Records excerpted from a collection
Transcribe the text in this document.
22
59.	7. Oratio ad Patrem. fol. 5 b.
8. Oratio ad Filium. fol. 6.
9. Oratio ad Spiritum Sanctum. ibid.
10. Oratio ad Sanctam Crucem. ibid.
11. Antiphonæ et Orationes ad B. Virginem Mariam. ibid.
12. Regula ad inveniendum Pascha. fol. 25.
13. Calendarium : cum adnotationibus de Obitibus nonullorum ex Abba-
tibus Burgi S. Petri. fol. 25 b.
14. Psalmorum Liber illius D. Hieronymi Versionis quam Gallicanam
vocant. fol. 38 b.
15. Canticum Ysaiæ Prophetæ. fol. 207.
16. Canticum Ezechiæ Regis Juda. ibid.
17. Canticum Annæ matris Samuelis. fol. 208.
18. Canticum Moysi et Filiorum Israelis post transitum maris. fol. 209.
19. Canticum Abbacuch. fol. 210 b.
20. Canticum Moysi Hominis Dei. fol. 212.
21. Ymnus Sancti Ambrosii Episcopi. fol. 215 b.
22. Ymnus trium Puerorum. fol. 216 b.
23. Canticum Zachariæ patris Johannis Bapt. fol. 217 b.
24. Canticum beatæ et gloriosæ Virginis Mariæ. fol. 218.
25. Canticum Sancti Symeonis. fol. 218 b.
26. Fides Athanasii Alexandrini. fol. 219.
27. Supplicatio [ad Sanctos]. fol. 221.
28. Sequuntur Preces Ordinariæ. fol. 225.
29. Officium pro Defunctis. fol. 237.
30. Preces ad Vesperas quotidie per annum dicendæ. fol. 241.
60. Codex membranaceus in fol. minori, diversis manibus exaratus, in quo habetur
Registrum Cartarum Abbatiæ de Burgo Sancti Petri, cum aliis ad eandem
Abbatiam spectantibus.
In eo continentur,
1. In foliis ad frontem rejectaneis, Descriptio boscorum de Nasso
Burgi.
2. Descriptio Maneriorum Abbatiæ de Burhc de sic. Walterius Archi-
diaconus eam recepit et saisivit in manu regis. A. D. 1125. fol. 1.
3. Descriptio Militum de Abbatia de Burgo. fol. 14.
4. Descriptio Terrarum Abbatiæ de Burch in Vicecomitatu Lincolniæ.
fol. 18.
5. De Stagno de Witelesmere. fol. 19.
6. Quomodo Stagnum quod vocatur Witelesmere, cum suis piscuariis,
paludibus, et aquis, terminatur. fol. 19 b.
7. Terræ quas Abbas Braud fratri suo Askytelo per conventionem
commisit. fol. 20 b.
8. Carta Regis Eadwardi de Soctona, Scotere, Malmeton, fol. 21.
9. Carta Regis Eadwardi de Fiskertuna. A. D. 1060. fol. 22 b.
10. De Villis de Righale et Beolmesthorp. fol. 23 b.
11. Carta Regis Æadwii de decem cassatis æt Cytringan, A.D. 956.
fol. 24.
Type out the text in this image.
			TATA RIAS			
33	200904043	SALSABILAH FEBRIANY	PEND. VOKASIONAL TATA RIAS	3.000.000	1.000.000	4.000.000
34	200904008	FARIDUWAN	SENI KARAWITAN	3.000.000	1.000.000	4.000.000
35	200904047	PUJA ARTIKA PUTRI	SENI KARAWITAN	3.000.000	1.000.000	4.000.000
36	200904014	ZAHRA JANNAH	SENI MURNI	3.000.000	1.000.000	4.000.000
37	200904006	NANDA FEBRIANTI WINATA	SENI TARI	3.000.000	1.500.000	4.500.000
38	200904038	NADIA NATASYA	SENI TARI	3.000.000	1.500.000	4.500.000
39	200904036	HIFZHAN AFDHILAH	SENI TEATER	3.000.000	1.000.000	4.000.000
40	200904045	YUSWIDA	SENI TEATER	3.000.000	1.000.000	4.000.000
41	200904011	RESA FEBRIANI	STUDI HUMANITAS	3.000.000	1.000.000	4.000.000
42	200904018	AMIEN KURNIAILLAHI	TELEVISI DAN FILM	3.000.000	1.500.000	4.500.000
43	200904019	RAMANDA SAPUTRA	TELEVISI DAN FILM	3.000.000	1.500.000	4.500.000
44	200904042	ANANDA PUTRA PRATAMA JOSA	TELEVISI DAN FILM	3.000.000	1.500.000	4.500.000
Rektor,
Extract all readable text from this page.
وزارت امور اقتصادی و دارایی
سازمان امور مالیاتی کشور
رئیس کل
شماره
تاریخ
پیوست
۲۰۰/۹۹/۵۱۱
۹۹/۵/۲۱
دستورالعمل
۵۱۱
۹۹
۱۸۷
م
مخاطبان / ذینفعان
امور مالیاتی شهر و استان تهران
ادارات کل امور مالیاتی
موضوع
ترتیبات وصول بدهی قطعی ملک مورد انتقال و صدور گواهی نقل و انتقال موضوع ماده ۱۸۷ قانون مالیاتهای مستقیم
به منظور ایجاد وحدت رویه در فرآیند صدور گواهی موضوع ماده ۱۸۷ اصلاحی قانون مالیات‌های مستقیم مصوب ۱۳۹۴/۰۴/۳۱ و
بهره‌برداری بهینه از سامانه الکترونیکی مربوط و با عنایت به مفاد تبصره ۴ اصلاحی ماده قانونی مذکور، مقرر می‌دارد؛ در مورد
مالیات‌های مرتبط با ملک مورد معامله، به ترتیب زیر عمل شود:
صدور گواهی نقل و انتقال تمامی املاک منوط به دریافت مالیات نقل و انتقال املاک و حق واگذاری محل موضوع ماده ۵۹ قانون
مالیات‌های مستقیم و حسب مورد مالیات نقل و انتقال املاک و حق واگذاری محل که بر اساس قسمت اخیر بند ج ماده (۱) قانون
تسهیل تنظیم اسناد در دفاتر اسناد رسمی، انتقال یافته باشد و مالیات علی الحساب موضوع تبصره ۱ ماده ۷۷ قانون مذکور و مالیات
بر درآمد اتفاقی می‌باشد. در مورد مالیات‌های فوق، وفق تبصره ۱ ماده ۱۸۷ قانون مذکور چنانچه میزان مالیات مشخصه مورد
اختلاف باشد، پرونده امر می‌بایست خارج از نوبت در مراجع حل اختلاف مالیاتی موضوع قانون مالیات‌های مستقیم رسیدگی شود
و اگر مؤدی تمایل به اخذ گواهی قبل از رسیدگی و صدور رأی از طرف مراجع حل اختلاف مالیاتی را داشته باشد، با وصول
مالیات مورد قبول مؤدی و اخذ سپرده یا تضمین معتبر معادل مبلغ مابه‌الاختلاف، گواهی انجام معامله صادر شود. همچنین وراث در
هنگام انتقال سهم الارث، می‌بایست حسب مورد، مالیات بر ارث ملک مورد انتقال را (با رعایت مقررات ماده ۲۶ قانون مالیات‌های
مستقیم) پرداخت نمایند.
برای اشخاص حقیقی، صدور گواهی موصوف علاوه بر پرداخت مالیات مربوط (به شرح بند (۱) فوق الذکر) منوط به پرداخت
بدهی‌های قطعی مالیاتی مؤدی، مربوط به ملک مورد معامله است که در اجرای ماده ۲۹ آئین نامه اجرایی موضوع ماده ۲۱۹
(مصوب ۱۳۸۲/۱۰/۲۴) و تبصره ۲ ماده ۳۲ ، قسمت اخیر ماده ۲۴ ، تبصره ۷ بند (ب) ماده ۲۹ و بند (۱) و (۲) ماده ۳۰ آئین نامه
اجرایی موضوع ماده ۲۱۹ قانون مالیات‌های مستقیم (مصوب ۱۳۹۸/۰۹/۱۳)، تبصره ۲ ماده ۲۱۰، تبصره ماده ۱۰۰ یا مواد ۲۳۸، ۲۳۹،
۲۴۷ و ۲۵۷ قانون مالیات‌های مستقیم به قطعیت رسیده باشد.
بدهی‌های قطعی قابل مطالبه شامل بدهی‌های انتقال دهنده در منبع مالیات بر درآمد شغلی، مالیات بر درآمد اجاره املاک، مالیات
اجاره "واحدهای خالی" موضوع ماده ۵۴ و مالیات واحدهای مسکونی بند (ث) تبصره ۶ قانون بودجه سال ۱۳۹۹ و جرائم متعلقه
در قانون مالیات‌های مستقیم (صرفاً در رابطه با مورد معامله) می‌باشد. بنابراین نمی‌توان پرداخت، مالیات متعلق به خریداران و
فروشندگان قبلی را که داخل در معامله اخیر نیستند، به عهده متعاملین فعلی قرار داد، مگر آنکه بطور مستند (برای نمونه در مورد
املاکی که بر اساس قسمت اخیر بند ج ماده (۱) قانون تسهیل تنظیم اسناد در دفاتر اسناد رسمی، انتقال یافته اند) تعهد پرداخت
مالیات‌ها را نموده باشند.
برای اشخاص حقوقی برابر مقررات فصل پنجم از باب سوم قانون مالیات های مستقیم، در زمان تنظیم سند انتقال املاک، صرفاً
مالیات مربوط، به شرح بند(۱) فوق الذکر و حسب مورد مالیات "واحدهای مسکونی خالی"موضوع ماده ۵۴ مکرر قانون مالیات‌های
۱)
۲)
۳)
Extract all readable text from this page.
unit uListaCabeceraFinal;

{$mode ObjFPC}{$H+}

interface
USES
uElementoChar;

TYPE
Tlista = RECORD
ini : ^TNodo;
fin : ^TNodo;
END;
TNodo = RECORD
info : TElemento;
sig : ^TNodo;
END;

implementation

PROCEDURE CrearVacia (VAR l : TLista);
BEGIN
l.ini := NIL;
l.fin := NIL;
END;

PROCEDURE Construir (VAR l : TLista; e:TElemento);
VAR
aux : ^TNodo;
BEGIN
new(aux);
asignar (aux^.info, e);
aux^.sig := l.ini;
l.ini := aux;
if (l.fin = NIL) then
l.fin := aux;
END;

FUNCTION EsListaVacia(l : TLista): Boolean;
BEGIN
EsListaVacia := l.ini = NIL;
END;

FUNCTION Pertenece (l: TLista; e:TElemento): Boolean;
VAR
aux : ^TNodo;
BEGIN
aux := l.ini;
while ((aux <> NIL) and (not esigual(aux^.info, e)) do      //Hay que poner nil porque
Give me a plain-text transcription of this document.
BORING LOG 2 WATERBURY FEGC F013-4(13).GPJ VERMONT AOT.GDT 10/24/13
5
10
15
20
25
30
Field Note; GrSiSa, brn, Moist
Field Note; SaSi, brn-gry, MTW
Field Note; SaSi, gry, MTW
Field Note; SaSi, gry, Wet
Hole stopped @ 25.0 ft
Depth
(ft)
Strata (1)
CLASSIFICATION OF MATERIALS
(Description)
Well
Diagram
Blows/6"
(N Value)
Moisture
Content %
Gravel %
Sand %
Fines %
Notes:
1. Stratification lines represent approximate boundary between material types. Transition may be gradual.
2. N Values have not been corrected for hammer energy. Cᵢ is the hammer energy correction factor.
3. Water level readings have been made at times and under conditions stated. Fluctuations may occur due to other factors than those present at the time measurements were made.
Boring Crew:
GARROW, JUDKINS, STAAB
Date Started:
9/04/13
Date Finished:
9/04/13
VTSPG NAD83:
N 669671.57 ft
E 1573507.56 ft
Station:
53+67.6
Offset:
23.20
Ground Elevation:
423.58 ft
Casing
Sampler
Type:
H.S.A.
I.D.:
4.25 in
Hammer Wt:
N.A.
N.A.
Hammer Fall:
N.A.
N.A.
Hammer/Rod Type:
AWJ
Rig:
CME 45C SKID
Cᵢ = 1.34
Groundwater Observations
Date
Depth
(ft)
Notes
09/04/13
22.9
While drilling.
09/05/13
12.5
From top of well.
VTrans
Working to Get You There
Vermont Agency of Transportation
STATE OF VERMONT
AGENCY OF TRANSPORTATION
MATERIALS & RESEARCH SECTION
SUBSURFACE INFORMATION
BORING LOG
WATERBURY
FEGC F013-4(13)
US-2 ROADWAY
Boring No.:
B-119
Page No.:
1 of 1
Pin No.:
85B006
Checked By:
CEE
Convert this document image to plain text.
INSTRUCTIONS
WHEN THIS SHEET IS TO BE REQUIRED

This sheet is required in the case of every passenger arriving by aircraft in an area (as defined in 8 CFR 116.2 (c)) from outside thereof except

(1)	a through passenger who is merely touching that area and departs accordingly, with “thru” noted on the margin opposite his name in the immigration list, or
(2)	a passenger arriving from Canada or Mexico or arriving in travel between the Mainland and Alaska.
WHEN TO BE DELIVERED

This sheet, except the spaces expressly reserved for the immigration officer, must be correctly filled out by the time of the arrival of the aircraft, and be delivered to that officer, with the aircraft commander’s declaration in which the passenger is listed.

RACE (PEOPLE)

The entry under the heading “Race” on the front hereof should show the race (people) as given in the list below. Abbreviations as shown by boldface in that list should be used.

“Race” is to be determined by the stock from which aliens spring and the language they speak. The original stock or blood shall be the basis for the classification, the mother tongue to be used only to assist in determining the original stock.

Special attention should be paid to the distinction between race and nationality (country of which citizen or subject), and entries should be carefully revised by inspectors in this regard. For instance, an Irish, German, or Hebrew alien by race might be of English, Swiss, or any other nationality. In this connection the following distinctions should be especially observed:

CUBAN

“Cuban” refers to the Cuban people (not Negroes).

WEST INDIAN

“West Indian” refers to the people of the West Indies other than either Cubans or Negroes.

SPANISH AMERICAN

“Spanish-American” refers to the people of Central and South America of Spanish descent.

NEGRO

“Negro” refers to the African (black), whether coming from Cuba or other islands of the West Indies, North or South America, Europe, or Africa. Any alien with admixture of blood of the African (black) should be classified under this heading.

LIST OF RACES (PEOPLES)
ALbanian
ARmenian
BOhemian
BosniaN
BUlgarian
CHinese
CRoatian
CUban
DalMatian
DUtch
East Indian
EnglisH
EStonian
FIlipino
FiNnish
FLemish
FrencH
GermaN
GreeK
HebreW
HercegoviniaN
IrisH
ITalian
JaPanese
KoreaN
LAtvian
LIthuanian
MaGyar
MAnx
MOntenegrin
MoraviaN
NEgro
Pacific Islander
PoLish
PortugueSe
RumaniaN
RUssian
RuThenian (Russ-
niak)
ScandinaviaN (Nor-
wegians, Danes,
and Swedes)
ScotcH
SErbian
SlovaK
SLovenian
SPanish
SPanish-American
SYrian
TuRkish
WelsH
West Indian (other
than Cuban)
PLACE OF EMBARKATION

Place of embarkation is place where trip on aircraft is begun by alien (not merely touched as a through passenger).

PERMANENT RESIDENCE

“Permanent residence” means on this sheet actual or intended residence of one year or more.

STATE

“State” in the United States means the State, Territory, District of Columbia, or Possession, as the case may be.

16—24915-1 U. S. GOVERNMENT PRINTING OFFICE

Work instructions>
Every line above that contains the word "document" should be reported.

Answer for this exercise>
Transcribe the text in this document.
Give me a plain-text transcription of this document.
Convert this document image to plain text.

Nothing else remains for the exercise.